WORK INSTRUCTIONS: Return all of the data exactly, with nothing left out but the pictures.

(Beginning of DATA FOR THE TASK)

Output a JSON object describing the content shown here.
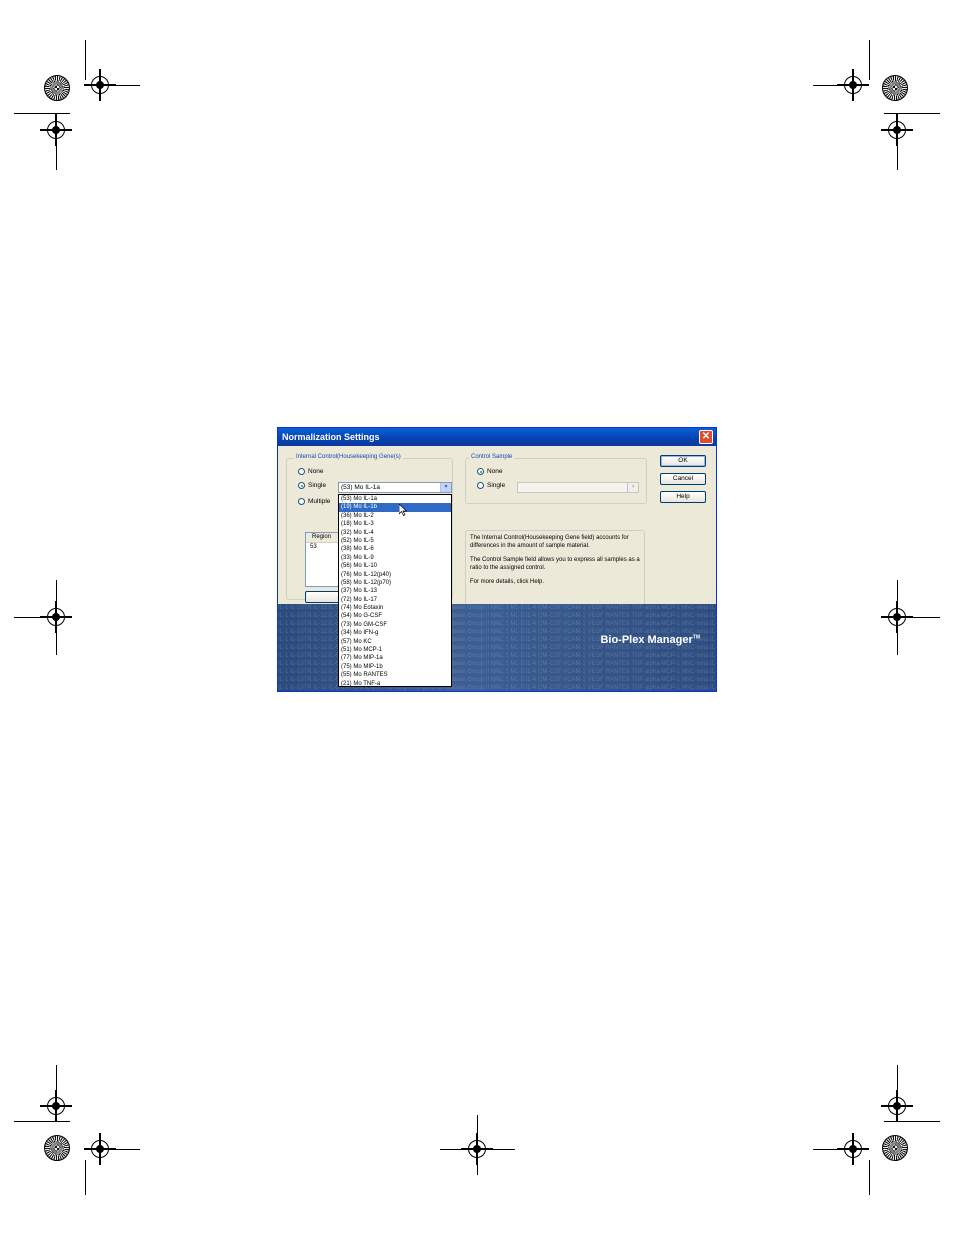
{
  "dialog": {
    "title": "Normalization Settings",
    "close_glyph": "✕"
  },
  "internal_control": {
    "group_label": "Internal Control(Housekeeping Gene(s)",
    "options": [
      "None",
      "Single",
      "Multiple"
    ],
    "selected": "Single",
    "combo_value": "(53)  Mo IL-1a",
    "list_header": "Region",
    "list_rows": [
      "53"
    ]
  },
  "control_sample": {
    "group_label": "Control Sample",
    "options": [
      "None",
      "Single"
    ],
    "selected": "None"
  },
  "buttons": {
    "ok": "OK",
    "cancel": "Cancel",
    "help": "Help"
  },
  "info_text": {
    "p1": "The Internal Control(Housekeeping Gene field) accounts for differences in the amount of sample material.",
    "p2": "The Control Sample field allows you to express all samples as a ratio to the assigned control.",
    "p3": "For more details, click Help."
  },
  "dropdown": {
    "selected_index": 1,
    "items": [
      "(53)  Mo IL-1a",
      "(19)  Mo IL-1b",
      "(36)  Mo IL-2",
      "(18)  Mo IL-3",
      "(32)  Mo IL-4",
      "(52)  Mo IL-5",
      "(38)  Mo IL-6",
      "(33)  Mo IL-9",
      "(56)  Mo IL-10",
      "(76)  Mo IL-12(p40)",
      "(58)  Mo IL-12(p70)",
      "(37)  Mo IL-13",
      "(72)  Mo IL-17",
      "(74)  Mo Eotaxin",
      "(54)  Mo G-CSF",
      "(73)  Mo GM-CSF",
      "(34)  Mo IFN-g",
      "(57)  Mo KC",
      "(51)  Mo MCP-1",
      "(77)  Mo MIP-1a",
      "(75)  Mo MIP-1b",
      "(55)  Mo RANTES",
      "(21)  Mo TNF-a"
    ]
  },
  "banner": {
    "brand": "Bio-Plex Manager",
    "trademark": "TM",
    "background_text": "IL-1 IL-10TR IL-12 IL-5 IL-4 IL-8 IL-10TR IL-12 p70 IL-13 IL-17 Eotaxin Group II NNC 1 ML-5 IL-4 GM-CSF VCAM-1 VEGF RANTES TNF-alpha MCP-1 NNC-beta IL-6 IL-3 IL-1a Group II CD40 IP-10 MIP-1b GRO-alpha PDGF-BB"
  },
  "colors": {
    "title_bar": "#0a4fc8",
    "dialog_face": "#ece9d8",
    "group_label": "#1a46b8",
    "selection": "#316ac5",
    "banner": "#3d5f93"
  }
}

(End of DATA FOR THE TASK)

EXERCISE RESPONSE:
Output a JSON object describing the content shown here.
{
  "dialog": {
    "title": "Normalization Settings",
    "close_glyph": "✕"
  },
  "internal_control": {
    "group_label": "Internal Control(Housekeeping Gene(s)",
    "options": [
      "None",
      "Single",
      "Multiple"
    ],
    "selected": "Single",
    "combo_value": "(53)  Mo IL-1a",
    "list_header": "Region",
    "list_rows": [
      "53"
    ]
  },
  "control_sample": {
    "group_label": "Control Sample",
    "options": [
      "None",
      "Single"
    ],
    "selected": "None"
  },
  "buttons": {
    "ok": "OK",
    "cancel": "Cancel",
    "help": "Help"
  },
  "info_text": {
    "p1": "The Internal Control(Housekeeping Gene field) accounts for differences in the amount of sample material.",
    "p2": "The Control Sample field allows you to express all samples as a ratio to the assigned control.",
    "p3": "For more details, click Help."
  },
  "dropdown": {
    "selected_index": 1,
    "items": [
      "(53)  Mo IL-1a",
      "(19)  Mo IL-1b",
      "(36)  Mo IL-2",
      "(18)  Mo IL-3",
      "(32)  Mo IL-4",
      "(52)  Mo IL-5",
      "(38)  Mo IL-6",
      "(33)  Mo IL-9",
      "(56)  Mo IL-10",
      "(76)  Mo IL-12(p40)",
      "(58)  Mo IL-12(p70)",
      "(37)  Mo IL-13",
      "(72)  Mo IL-17",
      "(74)  Mo Eotaxin",
      "(54)  Mo G-CSF",
      "(73)  Mo GM-CSF",
      "(34)  Mo IFN-g",
      "(57)  Mo KC",
      "(51)  Mo MCP-1",
      "(77)  Mo MIP-1a",
      "(75)  Mo MIP-1b",
      "(55)  Mo RANTES",
      "(21)  Mo TNF-a"
    ]
  },
  "banner": {
    "brand": "Bio-Plex Manager",
    "trademark": "TM",
    "background_text": "IL-1 IL-10TR IL-12 IL-5 IL-4 IL-8 IL-10TR IL-12 p70 IL-13 IL-17 Eotaxin Group II NNC 1 ML-5 IL-4 GM-CSF VCAM-1 VEGF RANTES TNF-alpha MCP-1 NNC-beta IL-6 IL-3 IL-1a Group II CD40 IP-10 MIP-1b GRO-alpha PDGF-BB"
  },
  "colors": {
    "title_bar": "#0a4fc8",
    "dialog_face": "#ece9d8",
    "group_label": "#1a46b8",
    "selection": "#316ac5",
    "banner": "#3d5f93"
  }
}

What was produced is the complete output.